[Items from a figure collection]
◆ ◆ ◆ ◆
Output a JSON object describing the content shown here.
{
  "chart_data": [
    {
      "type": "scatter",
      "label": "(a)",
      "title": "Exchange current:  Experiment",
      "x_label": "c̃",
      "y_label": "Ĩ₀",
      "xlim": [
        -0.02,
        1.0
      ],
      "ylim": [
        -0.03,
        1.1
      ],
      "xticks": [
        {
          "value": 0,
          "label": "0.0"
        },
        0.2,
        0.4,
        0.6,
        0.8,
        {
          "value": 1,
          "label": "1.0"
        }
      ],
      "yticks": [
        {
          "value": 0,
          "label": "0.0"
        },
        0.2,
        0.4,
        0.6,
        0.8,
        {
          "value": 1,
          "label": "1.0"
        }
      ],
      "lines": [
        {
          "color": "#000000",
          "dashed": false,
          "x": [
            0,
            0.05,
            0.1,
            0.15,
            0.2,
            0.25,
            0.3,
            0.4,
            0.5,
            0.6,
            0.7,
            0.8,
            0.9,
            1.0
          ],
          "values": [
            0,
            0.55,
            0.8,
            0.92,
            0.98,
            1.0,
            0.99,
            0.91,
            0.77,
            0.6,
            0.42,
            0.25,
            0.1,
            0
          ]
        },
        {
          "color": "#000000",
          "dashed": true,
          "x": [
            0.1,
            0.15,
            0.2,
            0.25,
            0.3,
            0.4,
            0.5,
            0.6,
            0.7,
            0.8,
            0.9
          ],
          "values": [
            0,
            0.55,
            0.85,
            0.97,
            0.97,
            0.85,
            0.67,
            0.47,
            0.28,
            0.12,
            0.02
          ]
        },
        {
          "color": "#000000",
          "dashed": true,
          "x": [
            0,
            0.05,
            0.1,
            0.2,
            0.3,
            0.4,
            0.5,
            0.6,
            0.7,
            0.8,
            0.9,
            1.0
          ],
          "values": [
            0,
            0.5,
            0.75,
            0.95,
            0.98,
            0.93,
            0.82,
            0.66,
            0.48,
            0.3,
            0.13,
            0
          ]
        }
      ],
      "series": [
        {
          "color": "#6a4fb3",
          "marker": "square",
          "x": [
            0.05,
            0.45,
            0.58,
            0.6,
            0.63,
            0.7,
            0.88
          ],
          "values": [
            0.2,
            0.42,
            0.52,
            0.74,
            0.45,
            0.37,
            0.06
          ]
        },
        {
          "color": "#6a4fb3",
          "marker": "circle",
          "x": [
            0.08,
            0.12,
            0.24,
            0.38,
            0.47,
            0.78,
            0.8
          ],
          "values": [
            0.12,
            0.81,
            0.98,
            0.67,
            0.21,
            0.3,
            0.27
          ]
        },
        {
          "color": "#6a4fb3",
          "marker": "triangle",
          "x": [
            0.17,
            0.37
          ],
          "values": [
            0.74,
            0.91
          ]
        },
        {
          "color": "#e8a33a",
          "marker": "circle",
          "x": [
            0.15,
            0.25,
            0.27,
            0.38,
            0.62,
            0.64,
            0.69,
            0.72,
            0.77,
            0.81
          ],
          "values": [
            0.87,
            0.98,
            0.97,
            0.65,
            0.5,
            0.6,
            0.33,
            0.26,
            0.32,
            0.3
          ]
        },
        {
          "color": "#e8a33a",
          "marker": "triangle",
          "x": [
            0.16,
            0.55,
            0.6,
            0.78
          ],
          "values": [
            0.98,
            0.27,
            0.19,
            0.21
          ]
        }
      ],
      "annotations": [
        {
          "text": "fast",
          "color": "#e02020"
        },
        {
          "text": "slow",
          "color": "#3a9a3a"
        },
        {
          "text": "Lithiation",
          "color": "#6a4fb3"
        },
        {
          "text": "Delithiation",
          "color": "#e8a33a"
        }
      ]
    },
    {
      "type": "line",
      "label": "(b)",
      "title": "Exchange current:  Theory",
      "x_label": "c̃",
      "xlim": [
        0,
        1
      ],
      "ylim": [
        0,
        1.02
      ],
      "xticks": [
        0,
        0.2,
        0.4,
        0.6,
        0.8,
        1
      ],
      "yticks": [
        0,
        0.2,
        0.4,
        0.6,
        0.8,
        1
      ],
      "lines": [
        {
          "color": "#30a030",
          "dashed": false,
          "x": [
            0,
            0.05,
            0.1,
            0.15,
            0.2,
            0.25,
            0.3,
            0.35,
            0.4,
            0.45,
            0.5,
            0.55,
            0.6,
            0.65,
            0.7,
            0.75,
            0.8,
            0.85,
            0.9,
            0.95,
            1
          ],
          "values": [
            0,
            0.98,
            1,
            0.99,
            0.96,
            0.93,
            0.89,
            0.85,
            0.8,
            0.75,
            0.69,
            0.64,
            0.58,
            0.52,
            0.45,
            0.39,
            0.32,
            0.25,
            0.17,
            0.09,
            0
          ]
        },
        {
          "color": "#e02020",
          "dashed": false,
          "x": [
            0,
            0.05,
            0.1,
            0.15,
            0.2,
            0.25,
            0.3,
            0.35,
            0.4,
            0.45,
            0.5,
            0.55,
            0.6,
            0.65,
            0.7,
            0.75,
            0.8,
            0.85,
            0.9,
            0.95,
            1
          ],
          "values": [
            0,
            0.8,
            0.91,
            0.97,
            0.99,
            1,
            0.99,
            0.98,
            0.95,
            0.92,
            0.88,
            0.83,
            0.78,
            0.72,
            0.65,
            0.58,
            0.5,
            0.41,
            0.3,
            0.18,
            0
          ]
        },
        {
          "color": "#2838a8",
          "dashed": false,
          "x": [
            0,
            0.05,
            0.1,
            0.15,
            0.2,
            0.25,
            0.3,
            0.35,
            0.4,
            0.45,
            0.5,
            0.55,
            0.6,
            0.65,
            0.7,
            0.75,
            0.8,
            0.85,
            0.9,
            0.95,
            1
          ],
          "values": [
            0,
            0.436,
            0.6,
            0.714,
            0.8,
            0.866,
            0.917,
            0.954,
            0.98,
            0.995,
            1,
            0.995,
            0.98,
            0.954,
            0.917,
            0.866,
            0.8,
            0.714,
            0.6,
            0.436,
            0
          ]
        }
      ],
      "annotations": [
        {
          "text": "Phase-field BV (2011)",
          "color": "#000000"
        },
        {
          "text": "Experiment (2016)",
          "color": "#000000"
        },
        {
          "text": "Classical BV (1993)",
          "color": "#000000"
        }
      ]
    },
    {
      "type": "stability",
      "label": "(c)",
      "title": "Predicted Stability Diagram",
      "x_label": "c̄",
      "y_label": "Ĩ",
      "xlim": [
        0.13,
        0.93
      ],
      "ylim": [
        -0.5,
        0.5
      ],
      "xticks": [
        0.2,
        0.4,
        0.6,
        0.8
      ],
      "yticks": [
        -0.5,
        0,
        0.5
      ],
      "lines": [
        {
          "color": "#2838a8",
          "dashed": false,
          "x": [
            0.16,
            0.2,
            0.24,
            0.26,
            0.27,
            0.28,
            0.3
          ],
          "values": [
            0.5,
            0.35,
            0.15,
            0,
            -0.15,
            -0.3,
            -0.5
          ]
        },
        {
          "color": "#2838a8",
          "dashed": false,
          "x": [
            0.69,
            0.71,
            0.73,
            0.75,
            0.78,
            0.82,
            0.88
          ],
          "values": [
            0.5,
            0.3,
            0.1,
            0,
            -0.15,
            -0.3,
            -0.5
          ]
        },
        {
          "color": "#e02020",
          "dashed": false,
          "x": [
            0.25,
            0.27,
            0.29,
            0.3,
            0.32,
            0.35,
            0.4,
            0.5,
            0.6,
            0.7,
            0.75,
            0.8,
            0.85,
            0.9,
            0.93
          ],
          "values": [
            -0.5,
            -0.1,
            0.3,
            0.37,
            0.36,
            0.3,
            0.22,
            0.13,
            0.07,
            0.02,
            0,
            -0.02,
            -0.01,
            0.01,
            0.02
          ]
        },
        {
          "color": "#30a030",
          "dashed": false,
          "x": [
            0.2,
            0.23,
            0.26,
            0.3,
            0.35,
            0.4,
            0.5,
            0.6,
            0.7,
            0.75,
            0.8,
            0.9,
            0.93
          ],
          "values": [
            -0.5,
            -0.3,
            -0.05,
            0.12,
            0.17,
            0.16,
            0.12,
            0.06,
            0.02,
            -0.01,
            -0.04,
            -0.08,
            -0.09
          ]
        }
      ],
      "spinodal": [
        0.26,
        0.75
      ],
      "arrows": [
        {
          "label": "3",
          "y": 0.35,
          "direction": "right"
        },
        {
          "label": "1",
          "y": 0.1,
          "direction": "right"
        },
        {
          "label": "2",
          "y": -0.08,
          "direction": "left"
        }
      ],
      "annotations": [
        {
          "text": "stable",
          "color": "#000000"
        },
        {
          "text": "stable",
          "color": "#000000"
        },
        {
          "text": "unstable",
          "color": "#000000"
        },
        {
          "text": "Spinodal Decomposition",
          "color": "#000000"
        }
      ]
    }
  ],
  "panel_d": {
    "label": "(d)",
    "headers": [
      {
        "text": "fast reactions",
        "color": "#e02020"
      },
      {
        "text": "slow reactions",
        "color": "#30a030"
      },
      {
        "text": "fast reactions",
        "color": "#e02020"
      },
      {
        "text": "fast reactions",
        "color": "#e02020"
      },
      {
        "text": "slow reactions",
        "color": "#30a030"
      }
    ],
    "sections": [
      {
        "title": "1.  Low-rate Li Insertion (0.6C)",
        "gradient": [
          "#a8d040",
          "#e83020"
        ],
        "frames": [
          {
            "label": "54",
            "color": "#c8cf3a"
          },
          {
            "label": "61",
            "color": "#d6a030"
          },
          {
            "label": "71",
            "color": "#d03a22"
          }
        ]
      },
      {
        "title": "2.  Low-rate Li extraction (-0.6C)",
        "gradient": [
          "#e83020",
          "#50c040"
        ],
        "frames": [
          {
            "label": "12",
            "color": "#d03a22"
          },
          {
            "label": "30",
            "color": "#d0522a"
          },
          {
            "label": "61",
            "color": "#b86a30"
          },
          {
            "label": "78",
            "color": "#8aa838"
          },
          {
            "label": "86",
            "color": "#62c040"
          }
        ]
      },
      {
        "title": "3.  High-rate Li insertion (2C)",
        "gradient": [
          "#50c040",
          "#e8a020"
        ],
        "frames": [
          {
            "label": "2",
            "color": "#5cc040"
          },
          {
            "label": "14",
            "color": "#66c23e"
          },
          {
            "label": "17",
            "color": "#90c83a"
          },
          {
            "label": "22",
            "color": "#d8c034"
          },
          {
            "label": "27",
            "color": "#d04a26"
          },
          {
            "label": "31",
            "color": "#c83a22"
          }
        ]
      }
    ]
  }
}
◆ ◆ ◆ ◆
*What needs to be done*
Display every line of the listing that contains the string "rate".

*Reply*
        "title": "1.  Low-rate Li Insertion (0.6C)",
        "title": "2.  Low-rate Li extraction (-0.6C)",
        "title": "3.  High-rate Li insertion (2C)",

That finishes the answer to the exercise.